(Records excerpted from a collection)

+ + + + +

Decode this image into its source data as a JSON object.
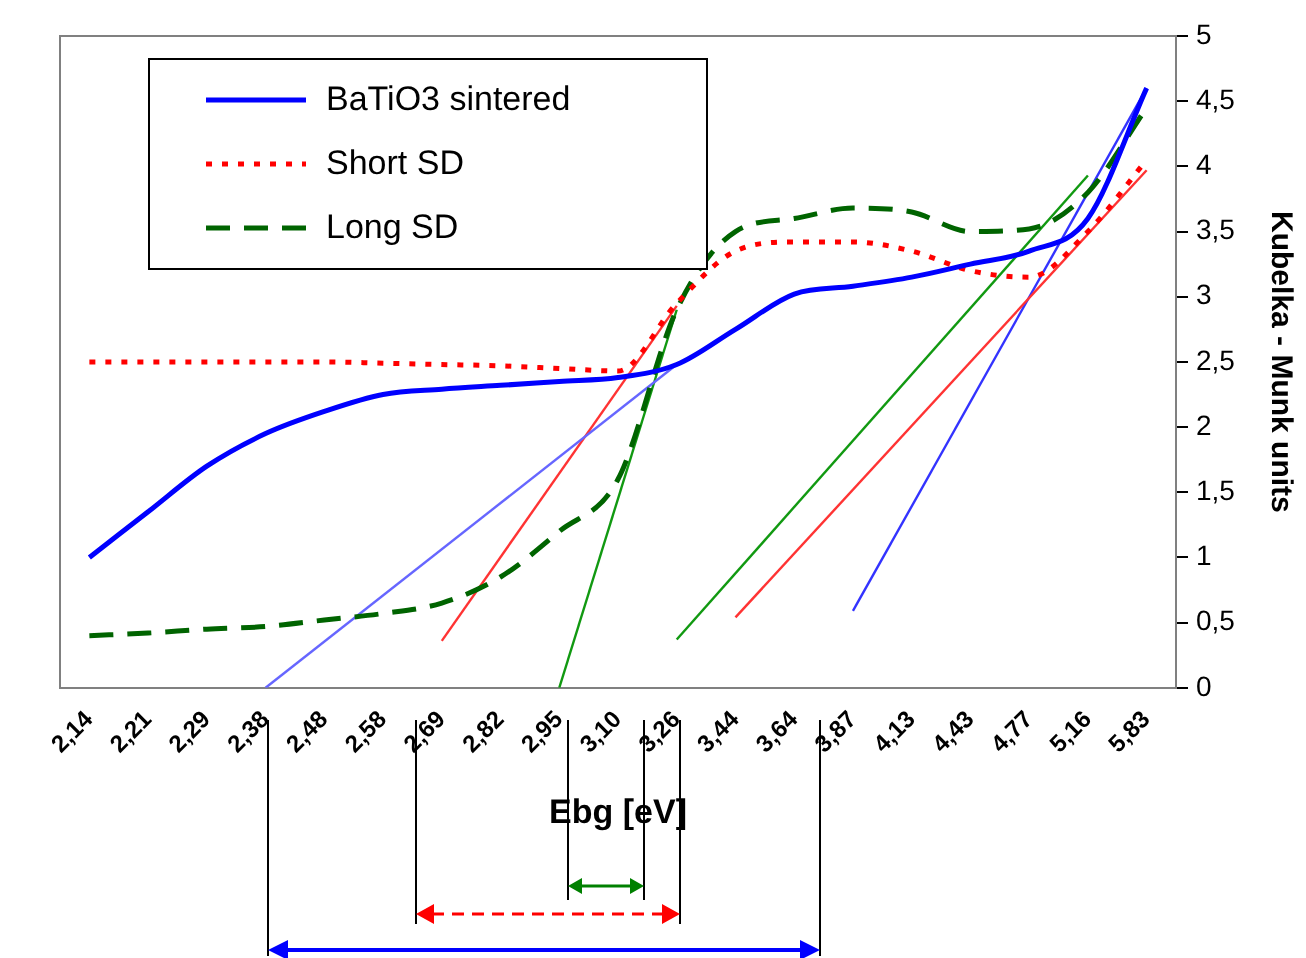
{
  "chart_data": {
    "type": "line",
    "xlabel": "Ebg [eV]",
    "ylabel": "Kubelka - Munk units",
    "categories": [
      "2,14",
      "2,21",
      "2,29",
      "2,38",
      "2,48",
      "2,58",
      "2,69",
      "2,82",
      "2,95",
      "3,10",
      "3,26",
      "3,44",
      "3,64",
      "3,87",
      "4,13",
      "4,43",
      "4,77",
      "5,16",
      "5,83"
    ],
    "ylim": [
      0,
      5
    ],
    "yticks": [
      0,
      {
        "value": 0.5,
        "label": "0,5"
      },
      1,
      {
        "value": 1.5,
        "label": "1,5"
      },
      2,
      {
        "value": 2.5,
        "label": "2,5"
      },
      3,
      {
        "value": 3.5,
        "label": "3,5"
      },
      4,
      {
        "value": 4.5,
        "label": "4,5"
      },
      5
    ],
    "grid": false,
    "legend": "top left",
    "marker": "none",
    "series": [
      {
        "name": "BaTiO3 sintered",
        "color": "#0000ff",
        "line_style": "solid",
        "values": [
          1.0,
          1.35,
          1.7,
          1.95,
          2.12,
          2.25,
          2.29,
          2.32,
          2.35,
          2.38,
          2.48,
          2.75,
          3.02,
          3.08,
          3.15,
          3.25,
          3.35,
          3.6,
          4.6
        ]
      },
      {
        "name": "Short SD",
        "color": "#ff0000",
        "line_style": "dotted",
        "values": [
          2.5,
          2.5,
          2.5,
          2.5,
          2.5,
          2.49,
          2.48,
          2.47,
          2.45,
          2.43,
          2.95,
          3.35,
          3.42,
          3.42,
          3.35,
          3.2,
          3.15,
          3.5,
          4.05
        ]
      },
      {
        "name": "Long SD",
        "color": "#006400",
        "line_style": "dashed",
        "values": [
          0.4,
          0.42,
          0.45,
          0.47,
          0.52,
          0.57,
          0.65,
          0.85,
          1.2,
          1.6,
          2.9,
          3.5,
          3.6,
          3.68,
          3.65,
          3.5,
          3.52,
          3.8,
          4.45
        ]
      },
      {
        "type": "line",
        "color": "#6666ff",
        "line_style": "solid",
        "x": [
          "2,38",
          "3,26"
        ],
        "values": [
          0,
          2.48
        ]
      },
      {
        "type": "line",
        "color": "#ff3333",
        "line_style": "solid",
        "x": [
          "2,69",
          "3,26"
        ],
        "values": [
          0.36,
          2.93
        ]
      },
      {
        "type": "line",
        "color": "#119911",
        "line_style": "solid",
        "x": [
          "2,95",
          "3,26"
        ],
        "values": [
          0,
          2.9
        ]
      },
      {
        "type": "line",
        "color": "#119911",
        "line_style": "solid",
        "x": [
          "3,26",
          "5,16"
        ],
        "values": [
          0.37,
          3.93
        ]
      },
      {
        "type": "line",
        "color": "#ff3333",
        "line_style": "solid",
        "x": [
          "3,44",
          "5,83"
        ],
        "values": [
          0.54,
          3.97
        ]
      },
      {
        "type": "line",
        "color": "#3333ff",
        "line_style": "solid",
        "x": [
          "3,87",
          "5,83"
        ],
        "values": [
          0.59,
          4.6
        ]
      }
    ]
  }
}
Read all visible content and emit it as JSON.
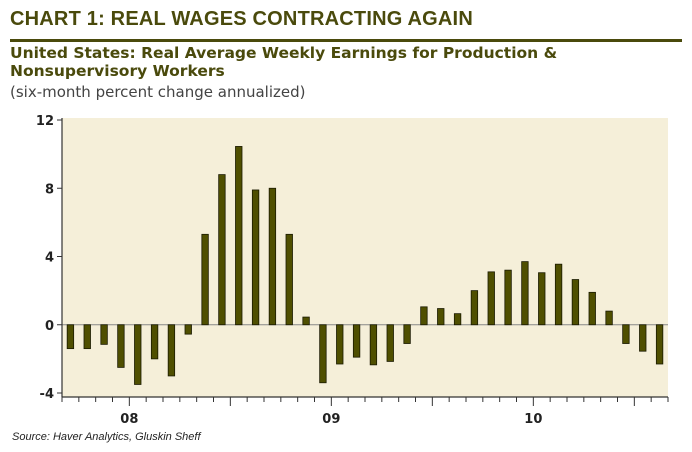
{
  "title": "CHART 1: REAL WAGES CONTRACTING AGAIN",
  "subtitle": "United States: Real Average Weekly Earnings for Production & Nonsupervisory Workers",
  "subtitle2": "(six-month percent change annualized)",
  "source": "Source: Haver Analytics, Gluskin Sheff",
  "colors": {
    "bar": "#4f4f00",
    "plot_bg": "#f5efd9",
    "title": "#4a4a0c"
  },
  "chart_data": {
    "type": "bar",
    "ylim": [
      -4,
      12
    ],
    "yticks": [
      -4,
      0,
      4,
      8,
      12
    ],
    "ytick_labels": [
      "-4",
      "0",
      "4",
      "8",
      "12"
    ],
    "xtick_labels": [
      {
        "label": "08",
        "after_bar": 4
      },
      {
        "label": "09",
        "after_bar": 16
      },
      {
        "label": "10",
        "after_bar": 28
      }
    ],
    "grid": false,
    "values": [
      -1.4,
      -1.4,
      -1.15,
      -2.5,
      -3.5,
      -2.0,
      -3.0,
      -0.55,
      5.3,
      8.8,
      10.45,
      7.9,
      8.0,
      5.3,
      0.45,
      -3.4,
      -2.3,
      -1.9,
      -2.35,
      -2.15,
      -1.1,
      1.05,
      0.95,
      0.65,
      2.0,
      3.1,
      3.2,
      3.7,
      3.05,
      3.55,
      2.65,
      1.9,
      0.8,
      -1.1,
      -1.55,
      -2.3
    ]
  }
}
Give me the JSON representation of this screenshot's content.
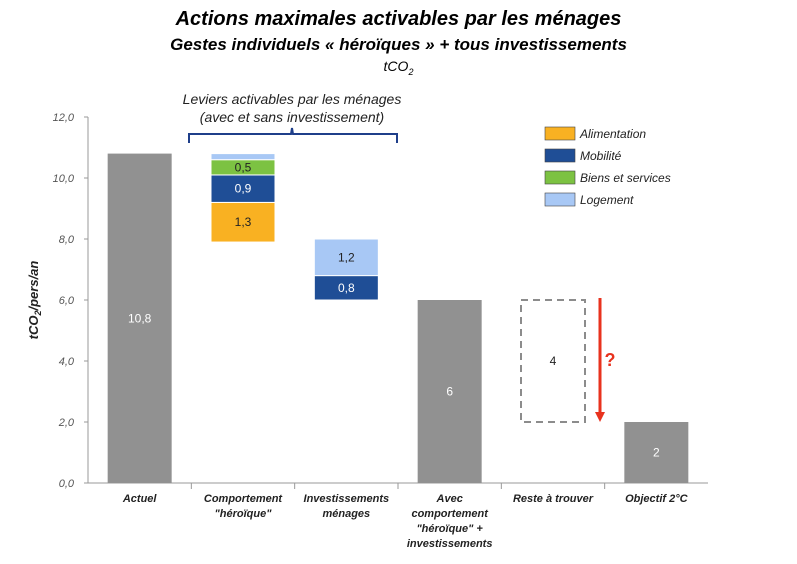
{
  "title": "Actions maximales activables par les ménages",
  "subtitle": "Gestes individuels « héroïques » + tous investissements",
  "unit_prefix": "tCO",
  "unit_sub": "2",
  "ylabel_main": "tCO",
  "ylabel_sub": "2",
  "ylabel_tail": "/pers/an",
  "bracket_label_1": "Leviers activables par les ménages",
  "bracket_label_2": "(avec et sans investissement)",
  "question_mark": "?",
  "colors": {
    "total": "#919191",
    "Alimentation": "#f9b122",
    "Mobilité": "#1f4e96",
    "Biens et services": "#7cc242",
    "Logement": "#a8c8f5",
    "arrow": "#e8321e"
  },
  "chart_data": {
    "type": "bar",
    "subtype": "waterfall",
    "ylim": [
      0,
      12
    ],
    "yticks": [
      "0,0",
      "2,0",
      "4,0",
      "6,0",
      "8,0",
      "10,0",
      "12,0"
    ],
    "grid": false,
    "legend_position": "top-right",
    "legend": [
      "Alimentation",
      "Mobilité",
      "Biens et services",
      "Logement"
    ],
    "categories": [
      {
        "label": [
          "Actuel"
        ],
        "kind": "total",
        "value": 10.8,
        "label_text": "10,8"
      },
      {
        "label": [
          "Comportement",
          "\"héroïque\""
        ],
        "kind": "decrease",
        "top": 10.8,
        "segments": [
          {
            "series": "Alimentation",
            "value": 1.3,
            "label_text": "1,3"
          },
          {
            "series": "Mobilité",
            "value": 0.9,
            "label_text": "0,9"
          },
          {
            "series": "Biens et services",
            "value": 0.5,
            "label_text": "0,5"
          },
          {
            "series": "Logement",
            "value": 0.2,
            "label_text": ""
          }
        ]
      },
      {
        "label": [
          "Investissements",
          "ménages"
        ],
        "kind": "decrease",
        "top": 8.0,
        "segments": [
          {
            "series": "Mobilité",
            "value": 0.8,
            "label_text": "0,8"
          },
          {
            "series": "Logement",
            "value": 1.2,
            "label_text": "1,2"
          }
        ]
      },
      {
        "label": [
          "Avec",
          "comportement",
          "\"héroïque\" +",
          "investissements"
        ],
        "kind": "total",
        "value": 6,
        "label_text": "6"
      },
      {
        "label": [
          "Reste à trouver"
        ],
        "kind": "gap",
        "bottom": 2,
        "value": 4,
        "label_text": "4"
      },
      {
        "label": [
          "Objectif 2°C"
        ],
        "kind": "total",
        "value": 2,
        "label_text": "2"
      }
    ]
  }
}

+ + + + +

## What the task asks
Repeat the records above verbatim, with no pictures in the result.

## Answer to this task
Decode this image into its source data as a JSON object.
{
  "chart_data": {
    "type": "line",
    "xlabel": "Ebg [eV]",
    "ylabel": "Kubelka - Munk units",
    "categories": [
      "2,14",
      "2,21",
      "2,29",
      "2,38",
      "2,48",
      "2,58",
      "2,69",
      "2,82",
      "2,95",
      "3,10",
      "3,26",
      "3,44",
      "3,64",
      "3,87",
      "4,13",
      "4,43",
      "4,77",
      "5,16",
      "5,83"
    ],
    "ylim": [
      0,
      5
    ],
    "yticks": [
      0,
      {
        "value": 0.5,
        "label": "0,5"
      },
      1,
      {
        "value": 1.5,
        "label": "1,5"
      },
      2,
      {
        "value": 2.5,
        "label": "2,5"
      },
      3,
      {
        "value": 3.5,
        "label": "3,5"
      },
      4,
      {
        "value": 4.5,
        "label": "4,5"
      },
      5
    ],
    "grid": false,
    "legend": "top left",
    "marker": "none",
    "series": [
      {
        "name": "BaTiO3 sintered",
        "color": "#0000ff",
        "line_style": "solid",
        "values": [
          1.0,
          1.35,
          1.7,
          1.95,
          2.12,
          2.25,
          2.29,
          2.32,
          2.35,
          2.38,
          2.48,
          2.75,
          3.02,
          3.08,
          3.15,
          3.25,
          3.35,
          3.6,
          4.6
        ]
      },
      {
        "name": "Short SD",
        "color": "#ff0000",
        "line_style": "dotted",
        "values": [
          2.5,
          2.5,
          2.5,
          2.5,
          2.5,
          2.49,
          2.48,
          2.47,
          2.45,
          2.43,
          2.95,
          3.35,
          3.42,
          3.42,
          3.35,
          3.2,
          3.15,
          3.5,
          4.05
        ]
      },
      {
        "name": "Long SD",
        "color": "#006400",
        "line_style": "dashed",
        "values": [
          0.4,
          0.42,
          0.45,
          0.47,
          0.52,
          0.57,
          0.65,
          0.85,
          1.2,
          1.6,
          2.9,
          3.5,
          3.6,
          3.68,
          3.65,
          3.5,
          3.52,
          3.8,
          4.45
        ]
      },
      {
        "type": "line",
        "color": "#6666ff",
        "line_style": "solid",
        "x": [
          "2,38",
          "3,26"
        ],
        "values": [
          0,
          2.48
        ]
      },
      {
        "type": "line",
        "color": "#ff3333",
        "line_style": "solid",
        "x": [
          "2,69",
          "3,26"
        ],
        "values": [
          0.36,
          2.93
        ]
      },
      {
        "type": "line",
        "color": "#119911",
        "line_style": "solid",
        "x": [
          "2,95",
          "3,26"
        ],
        "values": [
          0,
          2.9
        ]
      },
      {
        "type": "line",
        "color": "#119911",
        "line_style": "solid",
        "x": [
          "3,26",
          "5,16"
        ],
        "values": [
          0.37,
          3.93
        ]
      },
      {
        "type": "line",
        "color": "#ff3333",
        "line_style": "solid",
        "x": [
          "3,44",
          "5,83"
        ],
        "values": [
          0.54,
          3.97
        ]
      },
      {
        "type": "line",
        "color": "#3333ff",
        "line_style": "solid",
        "x": [
          "3,87",
          "5,83"
        ],
        "values": [
          0.59,
          4.6
        ]
      }
    ]
  }
}
Read all visible content and emit it as JSON.
{
  "title": "CHART 1: REAL WAGES CONTRACTING AGAIN",
  "subtitle": "United States: Real Average Weekly Earnings for Production & Nonsupervisory Workers",
  "subtitle2": "(six-month percent change annualized)",
  "source": "Source: Haver Analytics, Gluskin Sheff",
  "colors": {
    "bar": "#4f4f00",
    "plot_bg": "#f5efd9",
    "title": "#4a4a0c"
  },
  "chart_data": {
    "type": "bar",
    "ylim": [
      -4,
      12
    ],
    "yticks": [
      -4,
      0,
      4,
      8,
      12
    ],
    "ytick_labels": [
      "-4",
      "0",
      "4",
      "8",
      "12"
    ],
    "xtick_labels": [
      {
        "label": "08",
        "after_bar": 4
      },
      {
        "label": "09",
        "after_bar": 16
      },
      {
        "label": "10",
        "after_bar": 28
      }
    ],
    "grid": false,
    "values": [
      -1.4,
      -1.4,
      -1.15,
      -2.5,
      -3.5,
      -2.0,
      -3.0,
      -0.55,
      5.3,
      8.8,
      10.45,
      7.9,
      8.0,
      5.3,
      0.45,
      -3.4,
      -2.3,
      -1.9,
      -2.35,
      -2.15,
      -1.1,
      1.05,
      0.95,
      0.65,
      2.0,
      3.1,
      3.2,
      3.7,
      3.05,
      3.55,
      2.65,
      1.9,
      0.8,
      -1.1,
      -1.55,
      -2.3
    ]
  }
}
Give me the JSON representation of this screenshot's content.
{
  "title": "Actions maximales activables par les ménages",
  "subtitle": "Gestes individuels « héroïques » + tous investissements",
  "unit_prefix": "tCO",
  "unit_sub": "2",
  "ylabel_main": "tCO",
  "ylabel_sub": "2",
  "ylabel_tail": "/pers/an",
  "bracket_label_1": "Leviers activables par les ménages",
  "bracket_label_2": "(avec et sans investissement)",
  "question_mark": "?",
  "colors": {
    "total": "#919191",
    "Alimentation": "#f9b122",
    "Mobilité": "#1f4e96",
    "Biens et services": "#7cc242",
    "Logement": "#a8c8f5",
    "arrow": "#e8321e"
  },
  "chart_data": {
    "type": "bar",
    "subtype": "waterfall",
    "ylim": [
      0,
      12
    ],
    "yticks": [
      "0,0",
      "2,0",
      "4,0",
      "6,0",
      "8,0",
      "10,0",
      "12,0"
    ],
    "grid": false,
    "legend_position": "top-right",
    "legend": [
      "Alimentation",
      "Mobilité",
      "Biens et services",
      "Logement"
    ],
    "categories": [
      {
        "label": [
          "Actuel"
        ],
        "kind": "total",
        "value": 10.8,
        "label_text": "10,8"
      },
      {
        "label": [
          "Comportement",
          "\"héroïque\""
        ],
        "kind": "decrease",
        "top": 10.8,
        "segments": [
          {
            "series": "Alimentation",
            "value": 1.3,
            "label_text": "1,3"
          },
          {
            "series": "Mobilité",
            "value": 0.9,
            "label_text": "0,9"
          },
          {
            "series": "Biens et services",
            "value": 0.5,
            "label_text": "0,5"
          },
          {
            "series": "Logement",
            "value": 0.2,
            "label_text": ""
          }
        ]
      },
      {
        "label": [
          "Investissements",
          "ménages"
        ],
        "kind": "decrease",
        "top": 8.0,
        "segments": [
          {
            "series": "Mobilité",
            "value": 0.8,
            "label_text": "0,8"
          },
          {
            "series": "Logement",
            "value": 1.2,
            "label_text": "1,2"
          }
        ]
      },
      {
        "label": [
          "Avec",
          "comportement",
          "\"héroïque\" +",
          "investissements"
        ],
        "kind": "total",
        "value": 6,
        "label_text": "6"
      },
      {
        "label": [
          "Reste à trouver"
        ],
        "kind": "gap",
        "bottom": 2,
        "value": 4,
        "label_text": "4"
      },
      {
        "label": [
          "Objectif 2°C"
        ],
        "kind": "total",
        "value": 2,
        "label_text": "2"
      }
    ]
  }
}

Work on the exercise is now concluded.